» **RECORDS SUPPLIED**:
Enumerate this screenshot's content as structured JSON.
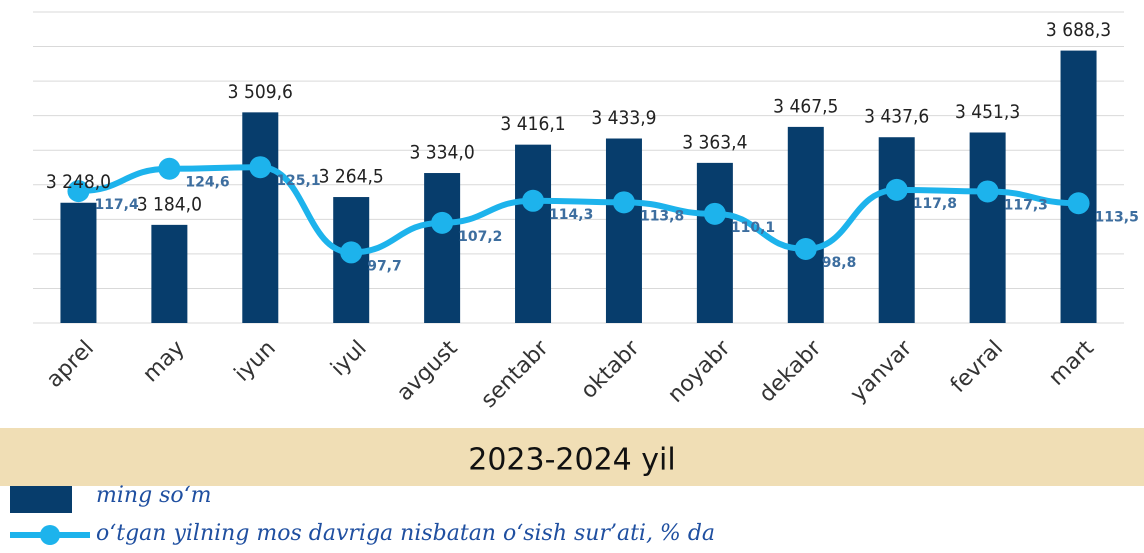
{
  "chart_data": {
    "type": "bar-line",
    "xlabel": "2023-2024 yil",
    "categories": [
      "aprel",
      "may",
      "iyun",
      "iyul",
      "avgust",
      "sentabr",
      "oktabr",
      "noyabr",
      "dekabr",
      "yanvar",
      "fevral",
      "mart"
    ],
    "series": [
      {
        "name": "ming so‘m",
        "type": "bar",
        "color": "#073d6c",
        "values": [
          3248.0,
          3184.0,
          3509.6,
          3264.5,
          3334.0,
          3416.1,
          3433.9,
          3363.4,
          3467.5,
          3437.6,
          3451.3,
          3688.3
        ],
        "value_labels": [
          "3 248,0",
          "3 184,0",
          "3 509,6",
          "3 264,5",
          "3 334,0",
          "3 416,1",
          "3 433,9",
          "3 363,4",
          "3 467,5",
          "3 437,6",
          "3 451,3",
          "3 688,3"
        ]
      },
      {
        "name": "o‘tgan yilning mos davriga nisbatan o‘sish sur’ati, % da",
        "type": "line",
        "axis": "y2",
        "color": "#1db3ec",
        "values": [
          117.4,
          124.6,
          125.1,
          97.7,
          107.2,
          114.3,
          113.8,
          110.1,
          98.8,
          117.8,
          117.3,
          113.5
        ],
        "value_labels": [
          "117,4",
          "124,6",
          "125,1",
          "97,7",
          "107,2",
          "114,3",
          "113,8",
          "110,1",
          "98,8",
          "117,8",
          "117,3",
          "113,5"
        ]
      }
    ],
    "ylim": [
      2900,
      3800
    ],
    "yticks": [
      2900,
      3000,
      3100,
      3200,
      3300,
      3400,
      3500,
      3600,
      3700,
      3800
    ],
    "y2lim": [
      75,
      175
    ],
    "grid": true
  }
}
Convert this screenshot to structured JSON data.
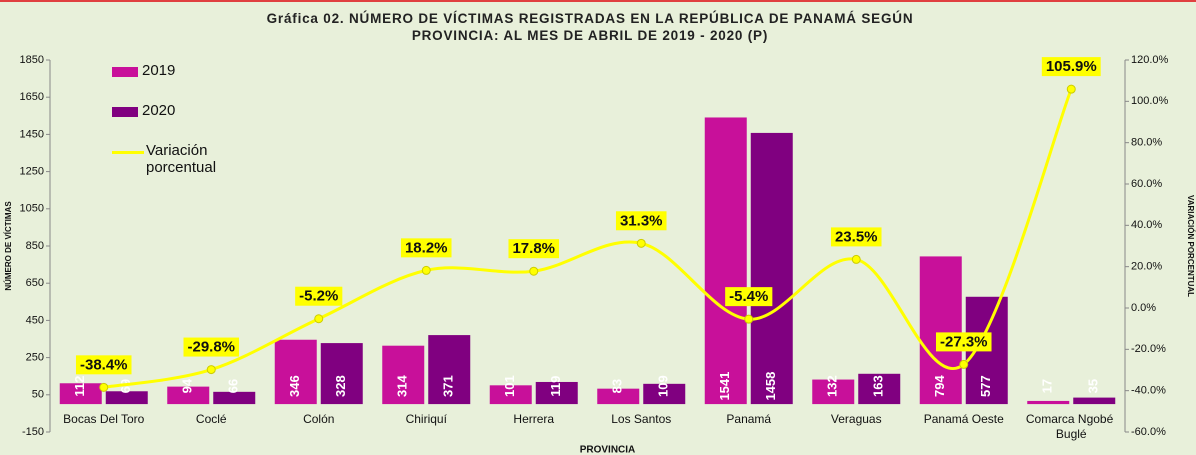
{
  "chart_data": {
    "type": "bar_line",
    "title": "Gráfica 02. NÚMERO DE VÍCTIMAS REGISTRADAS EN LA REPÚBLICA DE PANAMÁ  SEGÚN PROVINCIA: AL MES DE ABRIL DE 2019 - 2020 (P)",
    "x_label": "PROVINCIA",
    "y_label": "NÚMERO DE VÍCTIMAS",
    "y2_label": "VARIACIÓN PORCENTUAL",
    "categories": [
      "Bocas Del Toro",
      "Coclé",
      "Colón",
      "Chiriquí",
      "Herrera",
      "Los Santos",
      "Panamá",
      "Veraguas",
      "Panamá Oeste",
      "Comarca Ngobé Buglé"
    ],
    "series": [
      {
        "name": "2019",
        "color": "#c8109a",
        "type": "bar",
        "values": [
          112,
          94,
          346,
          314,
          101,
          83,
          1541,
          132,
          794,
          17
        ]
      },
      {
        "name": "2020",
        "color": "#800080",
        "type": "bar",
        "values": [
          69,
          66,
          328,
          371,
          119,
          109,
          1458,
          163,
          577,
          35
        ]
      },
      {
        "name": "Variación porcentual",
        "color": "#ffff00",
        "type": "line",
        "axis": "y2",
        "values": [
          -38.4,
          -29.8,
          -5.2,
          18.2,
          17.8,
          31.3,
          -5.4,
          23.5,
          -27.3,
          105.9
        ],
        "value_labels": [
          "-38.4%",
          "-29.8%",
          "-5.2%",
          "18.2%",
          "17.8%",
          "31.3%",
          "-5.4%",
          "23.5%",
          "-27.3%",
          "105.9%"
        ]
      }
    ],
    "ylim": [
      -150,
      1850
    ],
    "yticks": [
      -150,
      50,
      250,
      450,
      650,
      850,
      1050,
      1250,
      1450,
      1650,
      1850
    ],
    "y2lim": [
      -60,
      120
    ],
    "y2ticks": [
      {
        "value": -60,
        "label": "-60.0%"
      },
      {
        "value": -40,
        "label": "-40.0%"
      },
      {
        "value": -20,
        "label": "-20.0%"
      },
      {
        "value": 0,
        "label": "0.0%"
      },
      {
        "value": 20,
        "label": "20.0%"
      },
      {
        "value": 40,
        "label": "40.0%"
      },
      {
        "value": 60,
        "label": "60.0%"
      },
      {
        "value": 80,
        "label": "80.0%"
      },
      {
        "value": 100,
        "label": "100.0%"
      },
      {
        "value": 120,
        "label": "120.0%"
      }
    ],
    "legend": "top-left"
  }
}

» **GIVEN EXERCISE**:
Output, exactly, all the records above; include no pictures.

» **SOLUTION TO THE EXERCISE**:
Enumerate this screenshot's content as structured JSON.
{
  "chart_data": {
    "type": "bar-line",
    "xlabel": "2023-2024 yil",
    "categories": [
      "aprel",
      "may",
      "iyun",
      "iyul",
      "avgust",
      "sentabr",
      "oktabr",
      "noyabr",
      "dekabr",
      "yanvar",
      "fevral",
      "mart"
    ],
    "series": [
      {
        "name": "ming so‘m",
        "type": "bar",
        "color": "#073d6c",
        "values": [
          3248.0,
          3184.0,
          3509.6,
          3264.5,
          3334.0,
          3416.1,
          3433.9,
          3363.4,
          3467.5,
          3437.6,
          3451.3,
          3688.3
        ],
        "value_labels": [
          "3 248,0",
          "3 184,0",
          "3 509,6",
          "3 264,5",
          "3 334,0",
          "3 416,1",
          "3 433,9",
          "3 363,4",
          "3 467,5",
          "3 437,6",
          "3 451,3",
          "3 688,3"
        ]
      },
      {
        "name": "o‘tgan yilning mos davriga nisbatan o‘sish sur’ati, % da",
        "type": "line",
        "axis": "y2",
        "color": "#1db3ec",
        "values": [
          117.4,
          124.6,
          125.1,
          97.7,
          107.2,
          114.3,
          113.8,
          110.1,
          98.8,
          117.8,
          117.3,
          113.5
        ],
        "value_labels": [
          "117,4",
          "124,6",
          "125,1",
          "97,7",
          "107,2",
          "114,3",
          "113,8",
          "110,1",
          "98,8",
          "117,8",
          "117,3",
          "113,5"
        ]
      }
    ],
    "ylim": [
      2900,
      3800
    ],
    "yticks": [
      2900,
      3000,
      3100,
      3200,
      3300,
      3400,
      3500,
      3600,
      3700,
      3800
    ],
    "y2lim": [
      75,
      175
    ],
    "grid": true
  }
}
Convert this screenshot to structured JSON data.
{
  "chart_data": {
    "type": "bar_line",
    "title": "Gráfica 02. NÚMERO DE VÍCTIMAS REGISTRADAS EN LA REPÚBLICA DE PANAMÁ  SEGÚN PROVINCIA: AL MES DE ABRIL DE 2019 - 2020 (P)",
    "x_label": "PROVINCIA",
    "y_label": "NÚMERO DE VÍCTIMAS",
    "y2_label": "VARIACIÓN PORCENTUAL",
    "categories": [
      "Bocas Del Toro",
      "Coclé",
      "Colón",
      "Chiriquí",
      "Herrera",
      "Los Santos",
      "Panamá",
      "Veraguas",
      "Panamá Oeste",
      "Comarca Ngobé Buglé"
    ],
    "series": [
      {
        "name": "2019",
        "color": "#c8109a",
        "type": "bar",
        "values": [
          112,
          94,
          346,
          314,
          101,
          83,
          1541,
          132,
          794,
          17
        ]
      },
      {
        "name": "2020",
        "color": "#800080",
        "type": "bar",
        "values": [
          69,
          66,
          328,
          371,
          119,
          109,
          1458,
          163,
          577,
          35
        ]
      },
      {
        "name": "Variación porcentual",
        "color": "#ffff00",
        "type": "line",
        "axis": "y2",
        "values": [
          -38.4,
          -29.8,
          -5.2,
          18.2,
          17.8,
          31.3,
          -5.4,
          23.5,
          -27.3,
          105.9
        ],
        "value_labels": [
          "-38.4%",
          "-29.8%",
          "-5.2%",
          "18.2%",
          "17.8%",
          "31.3%",
          "-5.4%",
          "23.5%",
          "-27.3%",
          "105.9%"
        ]
      }
    ],
    "ylim": [
      -150,
      1850
    ],
    "yticks": [
      -150,
      50,
      250,
      450,
      650,
      850,
      1050,
      1250,
      1450,
      1650,
      1850
    ],
    "y2lim": [
      -60,
      120
    ],
    "y2ticks": [
      {
        "value": -60,
        "label": "-60.0%"
      },
      {
        "value": -40,
        "label": "-40.0%"
      },
      {
        "value": -20,
        "label": "-20.0%"
      },
      {
        "value": 0,
        "label": "0.0%"
      },
      {
        "value": 20,
        "label": "20.0%"
      },
      {
        "value": 40,
        "label": "40.0%"
      },
      {
        "value": 60,
        "label": "60.0%"
      },
      {
        "value": 80,
        "label": "80.0%"
      },
      {
        "value": 100,
        "label": "100.0%"
      },
      {
        "value": 120,
        "label": "120.0%"
      }
    ],
    "legend": "top-left"
  }
}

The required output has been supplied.